◆ WHAT IS REQUIRED ◆
Please print out the entries below unchanged and skip the images.

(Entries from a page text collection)
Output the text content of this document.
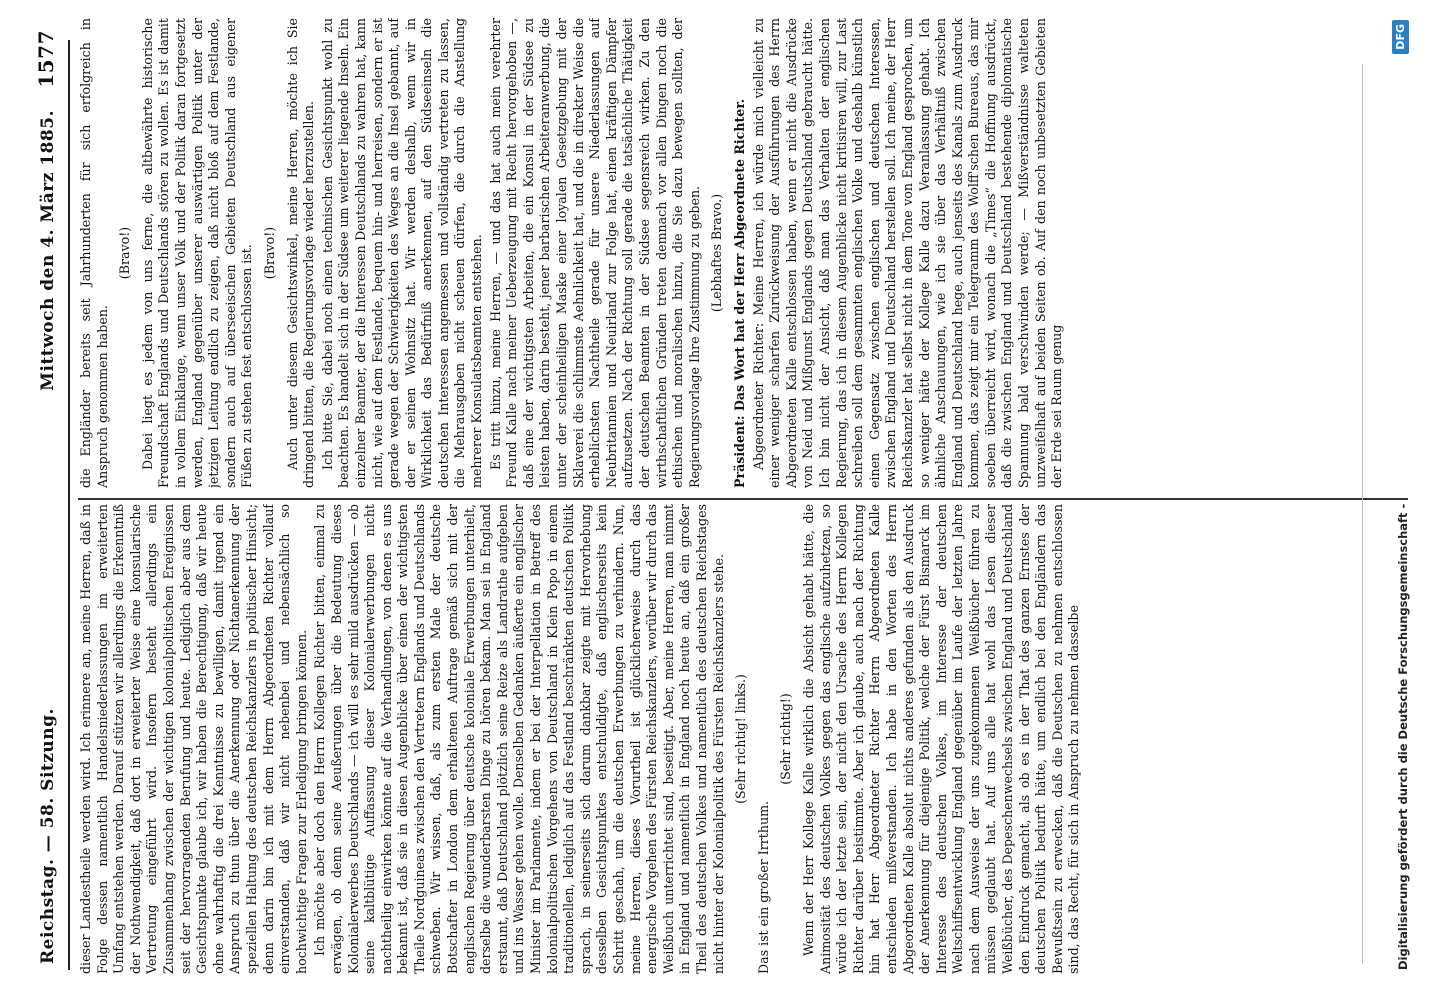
Reichstag. — 58. Sitzung.
Mittwoch den 4. März 1885.
1577

dieser Landestheile werden wird. Ich erinnere an, meine Herren, daß in Folge dessen namentlich Handelsniederlassungen im erweiterten Umfang entstehen werden. Darauf stützen wir allerdings die Erkenntniß der Nothwendigkeit, daß dort in erweiterter Weise eine konsularische Vertretung eingeführt wird. Insofern besteht allerdings ein Zusammenhang zwischen der wichtigen kolonialpolitischen Ereignissen seit der hervorragenden Berufung und heute. Lediglich aber aus dem Gesichtspunkte glaube ich, wir haben die Berechtigung, daß wir heute ohne wahrhaftig die drei Kenntnisse zu bewilligen, damit irgend ein Anspruch zu thun über die Anerkennung oder Nichtanerkennung der speziellen Haltung des deutschen Reichskanzlers in politischer Hinsicht; denn darin bin ich mit dem Herrn Abgeordneten Richter vollauf einverstanden, daß wir nicht nebenbei und nebensächlich so hochwichtige Fragen zur Erledigung bringen können. Ich möchte aber doch den Herrn Kollegen Richter bitten, einmal zu erwägen, ob denn seine Aeußerungen über die Bedeutung dieses Kolonialerwerbes Deutschlands — ich will es sehr mild ausdrücken — ob seine kaltblütige Auffassung dieser Kolonialerwerbungen nicht nachtheilig einwirken könnte auf die Verhandlungen, von denen es uns bekannt ist, daß sie in diesen Augenblicke über einen der wichtigsten Theile Nordguineas zwischen den Vertretern Englands und Deutschlands schweben. Wir wissen, daß, als zum ersten Male der deutsche Botschafter in London dem erhaltenen Auftrage gemäß sich mit der englischen Regierung über deutsche koloniale Erwerbungen unterhielt, derselbe die wunderbarsten Dinge zu hören bekam. Man sei in England erstaunt, daß Deutschland plötzlich seine Reize als Landrathe aufgeben und ins Wasser gehen wolle. Denselben Gedanken äußerte ein englischer Minister im Parlamente, indem er bei der Interpellation in Betreff des kolonialpolitischen Vorgehens von Deutschland in Klein Popo in einem traditionellen, lediglich auf das Festland beschränkten deutschen Politik sprach, in seinerseits sich darum dankbar zeigte mit Hervorhebung desselben Gesichtspunktes entschuldigte, daß englischerseits kein Schritt geschah, um die deutschen Erwerbungen zu verhindern. Nun, meine Herren, dieses Vorurtheil ist glücklicherweise durch das energische Vorgehen des Fürsten Reichskanzlers, worüber wir durch das Weißbuch unterrichtet sind, beseitigt. Aber, meine Herren, man nimmt in England und namentlich in England noch heute an, daß ein großer Theil des deutschen Volkes und namentlich des deutschen Reichstages nicht hinter der Kolonialpolitik des Fürsten Reichskanzlers stehe. (Sehr richtig! links.)

Das ist ein großer Irrthum.

(Sehr richtig!) Wenn der Herr Kollege Kalle wirklich die Absicht gehabt hätte, die Animosität des deutschen Volkes gegen das englische aufzuhetzen, so würde ich der letzte sein, der nicht den Ursache des Herrn Kollegen Richter darüber beistimmte. Aber ich glaube, auch nach der Richtung hin hat Herr Abgeordneter Richter Herrn Abgeordneten Kalle entschieden mißverstanden. Ich habe in den Worten des Herrn Abgeordneten Kalle absolut nichts anderes gefunden als den Ausdruck der Anerkennung für diejenige Politik, welche der Fürst Bismarck im Interesse des deutschen Volkes, im Interesse der deutschen Weltschiffsentwicklung England gegenüber im Laufe der letzten Jahre nach dem Ausweise der uns zugekommenen Weißbücher führen zu müssen geglaubt hat. Auf uns alle hat wohl das Lesen dieser Weißbücher, des Depeschenwechsels zwischen England und Deutschland den Eindruck gemacht, als ob es in der That des ganzen Ernstes der deutschen Politik bedurft hätte, um endlich bei den Engländern das Bewußtsein zu erwecken, daß die Deutschen zu nehmen entschlossen sind, das Recht, für sich in Anspruch zu nehmen dasselbe

die Engländer bereits seit Jahrhunderten für sich erfolgreich in Anspruch genommen haben.

(Bravo!) Dabei liegt es jedem von uns ferne, die altbewährte historische Freundschaft Englands und Deutschlands stören zu wollen. Es ist damit in vollem Einklange, wenn unser Volk und der Politik daran fortgesetzt werden, England gegenüber unserer auswärtigen Politik unter der jetzigen Leitung endlich zu zeigen, daß nicht bloß auf dem Festlande, sondern auch auf überseeischen Gebieten Deutschland aus eigener Füßen zu stehen fest entschlossen ist. (Bravo!) Auch unter diesem Gesichtswinkel, meine Herren, möchte ich Sie dringend bitten, die Regierungsvorlage wieder herzustellen. Ich bitte Sie, dabei noch einen technischen Gesichtspunkt wohl zu beachten. Es handelt sich in der Südsee um weiterer liegende Inseln. Ein einzelner Beamter, der die Interessen Deutschlands zu wahren hat, kann nicht, wie auf dem Festlande, bequem hin- und herreisen, sondern er ist gerade wegen der Schwierigkeiten des Weges an die Insel gebannt, auf der er seinen Wohnsitz hat. Wir werden deshalb, wenn wir in Wirklichkeit das Bedürfniß anerkennen, auf den Südseeinseln die deutschen Interessen angemessen und vollständig vertreten zu lassen, die Mehrausgaben nicht scheuen dürfen, die durch die Anstellung mehrerer Konsulatsbeamten entstehen. Es tritt hinzu, meine Herren, — und das hat auch mein verehrter Freund Kalle nach meiner Ueberzeugung mit Recht hervorgehoben —, daß eine der wichtigsten Arbeiten, die ein Konsul in der Südsee zu leisten haben, darin besteht, jener barbarischen Arbeiteranwerbung, die unter der scheinheiligen Maske einer loyalen Gesetzgebung mit der Sklaverei die schlimmste Aehnlichkeit hat, und die in direkter Weise die erheblichsten Nachtheile gerade für unsere Niederlassungen auf Neubritannien und Neuirland zur Folge hat, einen kräftigen Dämpfer aufzusetzen. Nach der Richtung soll gerade die tatsächliche Thätigkeit der deutschen Beamten in der Südsee segensreich wirken. Zu den wirthschaftlichen Gründen treten demnach vor allen Dingen noch die ethischen und moralischen hinzu, die Sie dazu bewegen sollten, der Regierungsvorlage Ihre Zustimmung zu geben. (Lebhaftes Bravo.) Präsident: Das Wort hat der Herr Abgeordnete Richter. Abgeordneter Richter: Meine Herren, ich würde mich vielleicht zu einer weniger scharfen Zurückweisung der Ausführungen des Herrn Abgeordneten Kalle entschlossen haben, wenn er nicht die Ausdrücke von Neid und Mißgunst Englands gegen Deutschland gebraucht hätte. Ich bin nicht der Ansicht, daß man das Verhalten der englischen Regierung, das ich in diesem Augenblicke nicht kritisiren will, zur Last schreiben soll dem gesammten englischen Volke und deshalb künstlich einen Gegensatz zwischen englischen und deutschen Interessen, zwischen England und Deutschland herstellen soll. Ich meine, der Herr Reichskanzler hat selbst nicht in dem Tone von England gesprochen, um so weniger hätte der Kollege Kalle dazu Veranlassung gehabt. Ich ähnliche Anschauungen, wie ich sie über das Verhältniß zwischen England und Deutschland hege, auch jenseits des Kanals zum Ausdruck kommen, das zeigt mir ein Telegramm des Wolff'schen Bureaus, das mir soeben überreicht wird, wonach die „Times“ die Hoffnung ausdrückt, daß die zwischen England und Deutschland bestehende diplomatische Spannung bald verschwinden werde; — Mißverständnisse walteten unzweifelhaft auf beiden Seiten ob. Auf den noch unbesetzten Gebieten der Erde sei Raum genug

Digitalisierung gefördert durch die Deutsche Forschungsgemeinschaft -
DFG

◆ RESPONSE TO THIS EXERCISE ◆
Output the text content of this document.
Reichstag. — 58. Sitzung.
Mittwoch den 4. März 1885.
1577

dieser Landestheile werden wird. Ich erinnere an, meine Herren, daß in Folge dessen namentlich Handelsniederlassungen im erweiterten Umfang entstehen werden. Darauf stützen wir allerdings die Erkenntniß der Nothwendigkeit, daß dort in erweiterter Weise eine konsularische Vertretung eingeführt wird. Insofern besteht allerdings ein Zusammenhang zwischen der wichtigen kolonialpolitischen Ereignissen seit der hervorragenden Berufung und heute. Lediglich aber aus dem Gesichtspunkte glaube ich, wir haben die Berechtigung, daß wir heute ohne wahrhaftig die drei Kenntnisse zu bewilligen, damit irgend ein Anspruch zu thun über die Anerkennung oder Nichtanerkennung der speziellen Haltung des deutschen Reichskanzlers in politischer Hinsicht; denn darin bin ich mit dem Herrn Abgeordneten Richter vollauf einverstanden, daß wir nicht nebenbei und nebensächlich so hochwichtige Fragen zur Erledigung bringen können. Ich möchte aber doch den Herrn Kollegen Richter bitten, einmal zu erwägen, ob denn seine Aeußerungen über die Bedeutung dieses Kolonialerwerbes Deutschlands — ich will es sehr mild ausdrücken — ob seine kaltblütige Auffassung dieser Kolonialerwerbungen nicht nachtheilig einwirken könnte auf die Verhandlungen, von denen es uns bekannt ist, daß sie in diesen Augenblicke über einen der wichtigsten Theile Nordguineas zwischen den Vertretern Englands und Deutschlands schweben. Wir wissen, daß, als zum ersten Male der deutsche Botschafter in London dem erhaltenen Auftrage gemäß sich mit der englischen Regierung über deutsche koloniale Erwerbungen unterhielt, derselbe die wunderbarsten Dinge zu hören bekam. Man sei in England erstaunt, daß Deutschland plötzlich seine Reize als Landrathe aufgeben und ins Wasser gehen wolle. Denselben Gedanken äußerte ein englischer Minister im Parlamente, indem er bei der Interpellation in Betreff des kolonialpolitischen Vorgehens von Deutschland in Klein Popo in einem traditionellen, lediglich auf das Festland beschränkten deutschen Politik sprach, in seinerseits sich darum dankbar zeigte mit Hervorhebung desselben Gesichtspunktes entschuldigte, daß englischerseits kein Schritt geschah, um die deutschen Erwerbungen zu verhindern. Nun, meine Herren, dieses Vorurtheil ist glücklicherweise durch das energische Vorgehen des Fürsten Reichskanzlers, worüber wir durch das Weißbuch unterrichtet sind, beseitigt. Aber, meine Herren, man nimmt in England und namentlich in England noch heute an, daß ein großer Theil des deutschen Volkes und namentlich des deutschen Reichstages nicht hinter der Kolonialpolitik des Fürsten Reichskanzlers stehe. (Sehr richtig! links.)

Das ist ein großer Irrthum.

(Sehr richtig!) Wenn der Herr Kollege Kalle wirklich die Absicht gehabt hätte, die Animosität des deutschen Volkes gegen das englische aufzuhetzen, so würde ich der letzte sein, der nicht den Ursache des Herrn Kollegen Richter darüber beistimmte. Aber ich glaube, auch nach der Richtung hin hat Herr Abgeordneter Richter Herrn Abgeordneten Kalle entschieden mißverstanden. Ich habe in den Worten des Herrn Abgeordneten Kalle absolut nichts anderes gefunden als den Ausdruck der Anerkennung für diejenige Politik, welche der Fürst Bismarck im Interesse des deutschen Volkes, im Interesse der deutschen Weltschiffsentwicklung England gegenüber im Laufe der letzten Jahre nach dem Ausweise der uns zugekommenen Weißbücher führen zu müssen geglaubt hat. Auf uns alle hat wohl das Lesen dieser Weißbücher, des Depeschenwechsels zwischen England und Deutschland den Eindruck gemacht, als ob es in der That des ganzen Ernstes der deutschen Politik bedurft hätte, um endlich bei den Engländern das Bewußtsein zu erwecken, daß die Deutschen zu nehmen entschlossen sind, das Recht, für sich in Anspruch zu nehmen dasselbe

die Engländer bereits seit Jahrhunderten für sich erfolgreich in Anspruch genommen haben.

(Bravo!) Dabei liegt es jedem von uns ferne, die altbewährte historische Freundschaft Englands und Deutschlands stören zu wollen. Es ist damit in vollem Einklange, wenn unser Volk und der Politik daran fortgesetzt werden, England gegenüber unserer auswärtigen Politik unter der jetzigen Leitung endlich zu zeigen, daß nicht bloß auf dem Festlande, sondern auch auf überseeischen Gebieten Deutschland aus eigener Füßen zu stehen fest entschlossen ist. (Bravo!) Auch unter diesem Gesichtswinkel, meine Herren, möchte ich Sie dringend bitten, die Regierungsvorlage wieder herzustellen. Ich bitte Sie, dabei noch einen technischen Gesichtspunkt wohl zu beachten. Es handelt sich in der Südsee um weiterer liegende Inseln. Ein einzelner Beamter, der die Interessen Deutschlands zu wahren hat, kann nicht, wie auf dem Festlande, bequem hin- und herreisen, sondern er ist gerade wegen der Schwierigkeiten des Weges an die Insel gebannt, auf der er seinen Wohnsitz hat. Wir werden deshalb, wenn wir in Wirklichkeit das Bedürfniß anerkennen, auf den Südseeinseln die deutschen Interessen angemessen und vollständig vertreten zu lassen, die Mehrausgaben nicht scheuen dürfen, die durch die Anstellung mehrerer Konsulatsbeamten entstehen. Es tritt hinzu, meine Herren, — und das hat auch mein verehrter Freund Kalle nach meiner Ueberzeugung mit Recht hervorgehoben —, daß eine der wichtigsten Arbeiten, die ein Konsul in der Südsee zu leisten haben, darin besteht, jener barbarischen Arbeiteranwerbung, die unter der scheinheiligen Maske einer loyalen Gesetzgebung mit der Sklaverei die schlimmste Aehnlichkeit hat, und die in direkter Weise die erheblichsten Nachtheile gerade für unsere Niederlassungen auf Neubritannien und Neuirland zur Folge hat, einen kräftigen Dämpfer aufzusetzen. Nach der Richtung soll gerade die tatsächliche Thätigkeit der deutschen Beamten in der Südsee segensreich wirken. Zu den wirthschaftlichen Gründen treten demnach vor allen Dingen noch die ethischen und moralischen hinzu, die Sie dazu bewegen sollten, der Regierungsvorlage Ihre Zustimmung zu geben. (Lebhaftes Bravo.) Präsident: Das Wort hat der Herr Abgeordnete Richter. Abgeordneter Richter: Meine Herren, ich würde mich vielleicht zu einer weniger scharfen Zurückweisung der Ausführungen des Herrn Abgeordneten Kalle entschlossen haben, wenn er nicht die Ausdrücke von Neid und Mißgunst Englands gegen Deutschland gebraucht hätte. Ich bin nicht der Ansicht, daß man das Verhalten der englischen Regierung, das ich in diesem Augenblicke nicht kritisiren will, zur Last schreiben soll dem gesammten englischen Volke und deshalb künstlich einen Gegensatz zwischen englischen und deutschen Interessen, zwischen England und Deutschland herstellen soll. Ich meine, der Herr Reichskanzler hat selbst nicht in dem Tone von England gesprochen, um so weniger hätte der Kollege Kalle dazu Veranlassung gehabt. Ich ähnliche Anschauungen, wie ich sie über das Verhältniß zwischen England und Deutschland hege, auch jenseits des Kanals zum Ausdruck kommen, das zeigt mir ein Telegramm des Wolff'schen Bureaus, das mir soeben überreicht wird, wonach die „Times“ die Hoffnung ausdrückt, daß die zwischen England und Deutschland bestehende diplomatische Spannung bald verschwinden werde; — Mißverständnisse walteten unzweifelhaft auf beiden Seiten ob. Auf den noch unbesetzten Gebieten der Erde sei Raum genug

Digitalisierung gefördert durch die Deutsche Forschungsgemeinschaft -
DFG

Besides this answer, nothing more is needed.